__Exercise instructions__. Return every entry exactly as written.

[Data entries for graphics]
-=-=-

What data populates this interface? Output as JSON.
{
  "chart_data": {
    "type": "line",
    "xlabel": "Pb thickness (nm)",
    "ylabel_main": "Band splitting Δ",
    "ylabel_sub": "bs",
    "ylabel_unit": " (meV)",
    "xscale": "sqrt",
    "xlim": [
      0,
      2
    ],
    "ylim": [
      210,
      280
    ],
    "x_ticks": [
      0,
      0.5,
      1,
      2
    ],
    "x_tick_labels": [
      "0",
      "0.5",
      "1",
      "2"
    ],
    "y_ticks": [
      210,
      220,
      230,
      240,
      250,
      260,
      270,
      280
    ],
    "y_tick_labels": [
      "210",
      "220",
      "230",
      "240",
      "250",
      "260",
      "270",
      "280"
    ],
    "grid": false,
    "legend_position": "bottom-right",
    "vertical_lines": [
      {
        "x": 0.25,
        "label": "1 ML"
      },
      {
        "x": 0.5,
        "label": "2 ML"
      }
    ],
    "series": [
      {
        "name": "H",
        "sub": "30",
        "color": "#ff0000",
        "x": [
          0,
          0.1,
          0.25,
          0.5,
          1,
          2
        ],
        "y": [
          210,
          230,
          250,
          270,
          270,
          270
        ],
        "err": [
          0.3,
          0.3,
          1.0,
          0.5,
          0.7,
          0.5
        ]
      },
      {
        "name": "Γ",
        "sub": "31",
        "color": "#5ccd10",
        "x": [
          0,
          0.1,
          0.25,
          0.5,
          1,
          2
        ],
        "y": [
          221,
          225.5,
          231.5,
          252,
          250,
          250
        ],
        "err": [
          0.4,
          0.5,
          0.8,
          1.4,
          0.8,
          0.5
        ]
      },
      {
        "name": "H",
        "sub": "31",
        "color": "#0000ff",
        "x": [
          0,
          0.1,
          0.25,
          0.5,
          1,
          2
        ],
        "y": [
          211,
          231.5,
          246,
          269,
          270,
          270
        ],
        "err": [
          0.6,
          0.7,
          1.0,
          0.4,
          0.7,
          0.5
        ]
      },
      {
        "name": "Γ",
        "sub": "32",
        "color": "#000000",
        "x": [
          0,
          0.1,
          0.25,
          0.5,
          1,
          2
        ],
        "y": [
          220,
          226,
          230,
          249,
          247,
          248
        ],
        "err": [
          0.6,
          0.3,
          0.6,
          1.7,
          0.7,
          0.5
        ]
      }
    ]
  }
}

-=-=-

__Finished exercise__.
What data populates this interface? Output as JSON.
{
  "chart_data": {
    "type": "line",
    "xlabel": "Pb thickness (nm)",
    "ylabel_main": "Band splitting Δ",
    "ylabel_sub": "bs",
    "ylabel_unit": " (meV)",
    "xscale": "sqrt",
    "xlim": [
      0,
      2
    ],
    "ylim": [
      210,
      280
    ],
    "x_ticks": [
      0,
      0.5,
      1,
      2
    ],
    "x_tick_labels": [
      "0",
      "0.5",
      "1",
      "2"
    ],
    "y_ticks": [
      210,
      220,
      230,
      240,
      250,
      260,
      270,
      280
    ],
    "y_tick_labels": [
      "210",
      "220",
      "230",
      "240",
      "250",
      "260",
      "270",
      "280"
    ],
    "grid": false,
    "legend_position": "bottom-right",
    "vertical_lines": [
      {
        "x": 0.25,
        "label": "1 ML"
      },
      {
        "x": 0.5,
        "label": "2 ML"
      }
    ],
    "series": [
      {
        "name": "H",
        "sub": "30",
        "color": "#ff0000",
        "x": [
          0,
          0.1,
          0.25,
          0.5,
          1,
          2
        ],
        "y": [
          210,
          230,
          250,
          270,
          270,
          270
        ],
        "err": [
          0.3,
          0.3,
          1.0,
          0.5,
          0.7,
          0.5
        ]
      },
      {
        "name": "Γ",
        "sub": "31",
        "color": "#5ccd10",
        "x": [
          0,
          0.1,
          0.25,
          0.5,
          1,
          2
        ],
        "y": [
          221,
          225.5,
          231.5,
          252,
          250,
          250
        ],
        "err": [
          0.4,
          0.5,
          0.8,
          1.4,
          0.8,
          0.5
        ]
      },
      {
        "name": "H",
        "sub": "31",
        "color": "#0000ff",
        "x": [
          0,
          0.1,
          0.25,
          0.5,
          1,
          2
        ],
        "y": [
          211,
          231.5,
          246,
          269,
          270,
          270
        ],
        "err": [
          0.6,
          0.7,
          1.0,
          0.4,
          0.7,
          0.5
        ]
      },
      {
        "name": "Γ",
        "sub": "32",
        "color": "#000000",
        "x": [
          0,
          0.1,
          0.25,
          0.5,
          1,
          2
        ],
        "y": [
          220,
          226,
          230,
          249,
          247,
          248
        ],
        "err": [
          0.6,
          0.3,
          0.6,
          1.7,
          0.7,
          0.5
        ]
      }
    ]
  }
}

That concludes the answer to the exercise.